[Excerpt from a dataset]
▬▬▬
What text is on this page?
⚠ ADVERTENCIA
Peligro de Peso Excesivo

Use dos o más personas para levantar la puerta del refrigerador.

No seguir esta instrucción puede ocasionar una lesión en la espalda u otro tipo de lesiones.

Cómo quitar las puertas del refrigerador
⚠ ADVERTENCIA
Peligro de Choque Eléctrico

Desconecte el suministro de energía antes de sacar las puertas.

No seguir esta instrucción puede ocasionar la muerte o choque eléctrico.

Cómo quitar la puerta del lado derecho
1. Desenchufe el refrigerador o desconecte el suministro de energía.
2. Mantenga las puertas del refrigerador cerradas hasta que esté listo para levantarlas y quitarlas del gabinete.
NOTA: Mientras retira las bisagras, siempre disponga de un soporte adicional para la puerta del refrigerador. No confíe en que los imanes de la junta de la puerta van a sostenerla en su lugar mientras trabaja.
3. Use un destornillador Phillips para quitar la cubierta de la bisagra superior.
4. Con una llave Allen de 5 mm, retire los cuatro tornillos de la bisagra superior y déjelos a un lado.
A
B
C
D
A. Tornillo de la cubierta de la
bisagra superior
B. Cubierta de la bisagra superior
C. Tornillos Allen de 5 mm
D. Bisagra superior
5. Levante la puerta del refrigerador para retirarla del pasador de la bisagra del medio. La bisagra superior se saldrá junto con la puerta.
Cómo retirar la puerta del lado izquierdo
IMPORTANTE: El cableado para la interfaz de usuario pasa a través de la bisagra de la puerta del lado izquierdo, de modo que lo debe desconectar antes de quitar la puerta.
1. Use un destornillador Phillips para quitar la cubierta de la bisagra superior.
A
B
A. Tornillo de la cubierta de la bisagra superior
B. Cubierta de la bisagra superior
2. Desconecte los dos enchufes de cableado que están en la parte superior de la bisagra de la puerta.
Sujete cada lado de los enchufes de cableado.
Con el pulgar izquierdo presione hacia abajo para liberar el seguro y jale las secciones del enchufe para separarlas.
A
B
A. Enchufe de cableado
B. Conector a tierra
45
▬▬▬
Written problem - Write out all of the records once more, exactly.

Correct answer -
What text is on this page?
⚠ ADVERTENCIA
Peligro de Peso Excesivo

Use dos o más personas para levantar la puerta del refrigerador.

No seguir esta instrucción puede ocasionar una lesión en la espalda u otro tipo de lesiones.

Cómo quitar las puertas del refrigerador
⚠ ADVERTENCIA
Peligro de Choque Eléctrico

Desconecte el suministro de energía antes de sacar las puertas.

No seguir esta instrucción puede ocasionar la muerte o choque eléctrico.

Cómo quitar la puerta del lado derecho
1. Desenchufe el refrigerador o desconecte el suministro de energía.
2. Mantenga las puertas del refrigerador cerradas hasta que esté listo para levantarlas y quitarlas del gabinete.
NOTA: Mientras retira las bisagras, siempre disponga de un soporte adicional para la puerta del refrigerador. No confíe en que los imanes de la junta de la puerta van a sostenerla en su lugar mientras trabaja.
3. Use un destornillador Phillips para quitar la cubierta de la bisagra superior.
4. Con una llave Allen de 5 mm, retire los cuatro tornillos de la bisagra superior y déjelos a un lado.
A
B
C
D
A. Tornillo de la cubierta de la
bisagra superior
B. Cubierta de la bisagra superior
C. Tornillos Allen de 5 mm
D. Bisagra superior
5. Levante la puerta del refrigerador para retirarla del pasador de la bisagra del medio. La bisagra superior se saldrá junto con la puerta.
Cómo retirar la puerta del lado izquierdo
IMPORTANTE: El cableado para la interfaz de usuario pasa a través de la bisagra de la puerta del lado izquierdo, de modo que lo debe desconectar antes de quitar la puerta.
1. Use un destornillador Phillips para quitar la cubierta de la bisagra superior.
A
B
A. Tornillo de la cubierta de la bisagra superior
B. Cubierta de la bisagra superior
2. Desconecte los dos enchufes de cableado que están en la parte superior de la bisagra de la puerta.
Sujete cada lado de los enchufes de cableado.
Con el pulgar izquierdo presione hacia abajo para liberar el seguro y jale las secciones del enchufe para separarlas.
A
B
A. Enchufe de cableado
B. Conector a tierra
45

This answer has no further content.